(What is required):
Write out the full listing again, exactly as it stands.

(Material provided):
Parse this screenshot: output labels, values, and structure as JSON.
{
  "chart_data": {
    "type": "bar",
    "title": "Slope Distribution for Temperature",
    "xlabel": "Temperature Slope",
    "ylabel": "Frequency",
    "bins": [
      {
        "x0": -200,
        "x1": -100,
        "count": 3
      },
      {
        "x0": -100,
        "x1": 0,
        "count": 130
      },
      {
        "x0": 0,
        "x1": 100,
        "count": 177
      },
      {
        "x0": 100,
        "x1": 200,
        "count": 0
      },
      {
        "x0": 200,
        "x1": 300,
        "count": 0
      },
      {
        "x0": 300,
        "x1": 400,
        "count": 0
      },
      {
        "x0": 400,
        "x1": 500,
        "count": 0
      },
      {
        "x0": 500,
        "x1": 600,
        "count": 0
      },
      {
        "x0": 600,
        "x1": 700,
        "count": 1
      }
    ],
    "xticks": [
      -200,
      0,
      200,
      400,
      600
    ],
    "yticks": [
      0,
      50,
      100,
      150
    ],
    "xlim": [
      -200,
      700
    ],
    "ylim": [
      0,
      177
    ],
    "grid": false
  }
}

(Response):
Parse this screenshot: output labels, values, and structure as JSON.
{
  "chart_data": {
    "type": "bar",
    "title": "Slope Distribution for Temperature",
    "xlabel": "Temperature Slope",
    "ylabel": "Frequency",
    "bins": [
      {
        "x0": -200,
        "x1": -100,
        "count": 3
      },
      {
        "x0": -100,
        "x1": 0,
        "count": 130
      },
      {
        "x0": 0,
        "x1": 100,
        "count": 177
      },
      {
        "x0": 100,
        "x1": 200,
        "count": 0
      },
      {
        "x0": 200,
        "x1": 300,
        "count": 0
      },
      {
        "x0": 300,
        "x1": 400,
        "count": 0
      },
      {
        "x0": 400,
        "x1": 500,
        "count": 0
      },
      {
        "x0": 500,
        "x1": 600,
        "count": 0
      },
      {
        "x0": 600,
        "x1": 700,
        "count": 1
      }
    ],
    "xticks": [
      -200,
      0,
      200,
      400,
      600
    ],
    "yticks": [
      0,
      50,
      100,
      150
    ],
    "xlim": [
      -200,
      700
    ],
    "ylim": [
      0,
      177
    ],
    "grid": false
  }
}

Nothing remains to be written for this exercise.